EXERCISE DETAILS => Find each line with "Práce" and copy it.
========================================
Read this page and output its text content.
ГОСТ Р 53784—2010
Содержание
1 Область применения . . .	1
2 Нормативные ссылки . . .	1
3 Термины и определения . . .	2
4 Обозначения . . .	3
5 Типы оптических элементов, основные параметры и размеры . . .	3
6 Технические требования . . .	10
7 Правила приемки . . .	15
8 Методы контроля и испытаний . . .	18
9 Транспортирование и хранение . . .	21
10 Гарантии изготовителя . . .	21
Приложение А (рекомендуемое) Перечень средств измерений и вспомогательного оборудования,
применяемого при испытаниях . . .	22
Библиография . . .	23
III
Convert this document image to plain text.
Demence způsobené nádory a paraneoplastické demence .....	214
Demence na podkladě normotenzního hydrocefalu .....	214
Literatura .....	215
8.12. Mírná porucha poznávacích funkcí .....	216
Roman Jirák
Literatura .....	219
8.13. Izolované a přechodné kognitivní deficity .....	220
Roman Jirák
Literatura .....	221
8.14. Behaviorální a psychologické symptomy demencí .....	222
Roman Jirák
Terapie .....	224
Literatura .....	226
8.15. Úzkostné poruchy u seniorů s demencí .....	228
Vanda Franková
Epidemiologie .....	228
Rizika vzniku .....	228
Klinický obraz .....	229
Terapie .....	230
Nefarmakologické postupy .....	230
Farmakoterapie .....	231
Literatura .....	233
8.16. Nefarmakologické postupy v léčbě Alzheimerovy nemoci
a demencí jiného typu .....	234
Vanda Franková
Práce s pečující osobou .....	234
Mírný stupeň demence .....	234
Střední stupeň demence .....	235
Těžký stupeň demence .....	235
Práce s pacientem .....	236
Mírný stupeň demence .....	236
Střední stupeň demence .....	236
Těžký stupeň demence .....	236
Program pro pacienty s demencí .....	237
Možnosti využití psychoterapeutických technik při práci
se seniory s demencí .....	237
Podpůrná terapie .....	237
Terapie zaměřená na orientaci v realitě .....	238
========================================
OUTPUT BELOW =>
Práce s pečující osobou .....	234
Práce s pacientem .....	236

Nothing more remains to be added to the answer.